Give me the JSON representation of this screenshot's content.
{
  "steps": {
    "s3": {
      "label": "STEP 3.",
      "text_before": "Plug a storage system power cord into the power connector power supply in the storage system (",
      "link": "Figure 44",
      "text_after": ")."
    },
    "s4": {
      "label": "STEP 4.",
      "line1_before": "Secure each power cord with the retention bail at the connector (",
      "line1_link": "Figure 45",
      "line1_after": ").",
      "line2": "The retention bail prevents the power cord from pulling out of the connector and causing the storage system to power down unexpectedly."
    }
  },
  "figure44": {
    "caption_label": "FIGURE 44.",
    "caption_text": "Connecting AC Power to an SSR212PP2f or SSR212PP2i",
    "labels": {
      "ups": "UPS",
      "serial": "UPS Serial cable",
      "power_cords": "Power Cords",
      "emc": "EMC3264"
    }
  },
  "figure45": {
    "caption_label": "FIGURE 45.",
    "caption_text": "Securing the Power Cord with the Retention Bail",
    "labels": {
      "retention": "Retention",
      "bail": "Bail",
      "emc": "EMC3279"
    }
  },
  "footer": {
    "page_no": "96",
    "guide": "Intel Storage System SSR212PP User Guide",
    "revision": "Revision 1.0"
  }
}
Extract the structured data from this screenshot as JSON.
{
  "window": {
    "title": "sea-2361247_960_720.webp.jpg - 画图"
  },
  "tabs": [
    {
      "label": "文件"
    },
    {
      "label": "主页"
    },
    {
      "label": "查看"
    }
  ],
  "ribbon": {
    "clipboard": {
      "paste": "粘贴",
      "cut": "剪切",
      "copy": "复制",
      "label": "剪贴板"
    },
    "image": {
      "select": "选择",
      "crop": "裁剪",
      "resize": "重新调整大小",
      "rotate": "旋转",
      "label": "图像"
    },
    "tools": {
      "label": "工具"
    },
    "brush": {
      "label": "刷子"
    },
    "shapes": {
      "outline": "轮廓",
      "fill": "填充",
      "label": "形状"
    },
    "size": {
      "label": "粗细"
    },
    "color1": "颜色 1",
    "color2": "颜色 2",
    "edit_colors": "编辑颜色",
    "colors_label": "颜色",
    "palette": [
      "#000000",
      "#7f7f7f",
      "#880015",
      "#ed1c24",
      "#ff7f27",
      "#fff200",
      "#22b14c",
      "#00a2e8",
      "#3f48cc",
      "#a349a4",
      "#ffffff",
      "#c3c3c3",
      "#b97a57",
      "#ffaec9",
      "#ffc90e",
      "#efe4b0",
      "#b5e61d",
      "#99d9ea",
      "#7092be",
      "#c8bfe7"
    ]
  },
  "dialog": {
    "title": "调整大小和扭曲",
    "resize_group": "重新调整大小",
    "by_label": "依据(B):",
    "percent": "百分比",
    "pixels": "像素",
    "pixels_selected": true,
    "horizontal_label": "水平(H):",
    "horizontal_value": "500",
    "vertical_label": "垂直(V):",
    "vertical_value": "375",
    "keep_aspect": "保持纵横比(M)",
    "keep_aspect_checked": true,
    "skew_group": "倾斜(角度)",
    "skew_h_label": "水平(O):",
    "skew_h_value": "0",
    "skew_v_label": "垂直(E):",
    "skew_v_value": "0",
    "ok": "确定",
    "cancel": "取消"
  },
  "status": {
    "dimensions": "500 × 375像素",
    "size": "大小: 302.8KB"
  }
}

Work to be completed: Copy each line of the data exactly, leaving nothing out.

Solution for this task:
Give me the JSON representation of this screenshot's content.
{
  "steps": {
    "s3": {
      "label": "STEP 3.",
      "text_before": "Plug a storage system power cord into the power connector power supply in the storage system (",
      "link": "Figure 44",
      "text_after": ")."
    },
    "s4": {
      "label": "STEP 4.",
      "line1_before": "Secure each power cord with the retention bail at the connector (",
      "line1_link": "Figure 45",
      "line1_after": ").",
      "line2": "The retention bail prevents the power cord from pulling out of the connector and causing the storage system to power down unexpectedly."
    }
  },
  "figure44": {
    "caption_label": "FIGURE 44.",
    "caption_text": "Connecting AC Power to an SSR212PP2f or SSR212PP2i",
    "labels": {
      "ups": "UPS",
      "serial": "UPS Serial cable",
      "power_cords": "Power Cords",
      "emc": "EMC3264"
    }
  },
  "figure45": {
    "caption_label": "FIGURE 45.",
    "caption_text": "Securing the Power Cord with the Retention Bail",
    "labels": {
      "retention": "Retention",
      "bail": "Bail",
      "emc": "EMC3279"
    }
  },
  "footer": {
    "page_no": "96",
    "guide": "Intel Storage System SSR212PP User Guide",
    "revision": "Revision 1.0"
  }
}
Extract the structured data from this screenshot as JSON.
{
  "window": {
    "title": "sea-2361247_960_720.webp.jpg - 画图"
  },
  "tabs": [
    {
      "label": "文件"
    },
    {
      "label": "主页"
    },
    {
      "label": "查看"
    }
  ],
  "ribbon": {
    "clipboard": {
      "paste": "粘贴",
      "cut": "剪切",
      "copy": "复制",
      "label": "剪贴板"
    },
    "image": {
      "select": "选择",
      "crop": "裁剪",
      "resize": "重新调整大小",
      "rotate": "旋转",
      "label": "图像"
    },
    "tools": {
      "label": "工具"
    },
    "brush": {
      "label": "刷子"
    },
    "shapes": {
      "outline": "轮廓",
      "fill": "填充",
      "label": "形状"
    },
    "size": {
      "label": "粗细"
    },
    "color1": "颜色 1",
    "color2": "颜色 2",
    "edit_colors": "编辑颜色",
    "colors_label": "颜色",
    "palette": [
      "#000000",
      "#7f7f7f",
      "#880015",
      "#ed1c24",
      "#ff7f27",
      "#fff200",
      "#22b14c",
      "#00a2e8",
      "#3f48cc",
      "#a349a4",
      "#ffffff",
      "#c3c3c3",
      "#b97a57",
      "#ffaec9",
      "#ffc90e",
      "#efe4b0",
      "#b5e61d",
      "#99d9ea",
      "#7092be",
      "#c8bfe7"
    ]
  },
  "dialog": {
    "title": "调整大小和扭曲",
    "resize_group": "重新调整大小",
    "by_label": "依据(B):",
    "percent": "百分比",
    "pixels": "像素",
    "pixels_selected": true,
    "horizontal_label": "水平(H):",
    "horizontal_value": "500",
    "vertical_label": "垂直(V):",
    "vertical_value": "375",
    "keep_aspect": "保持纵横比(M)",
    "keep_aspect_checked": true,
    "skew_group": "倾斜(角度)",
    "skew_h_label": "水平(O):",
    "skew_h_value": "0",
    "skew_v_label": "垂直(E):",
    "skew_v_value": "0",
    "ok": "确定",
    "cancel": "取消"
  },
  "status": {
    "dimensions": "500 × 375像素",
    "size": "大小: 302.8KB"
  }
}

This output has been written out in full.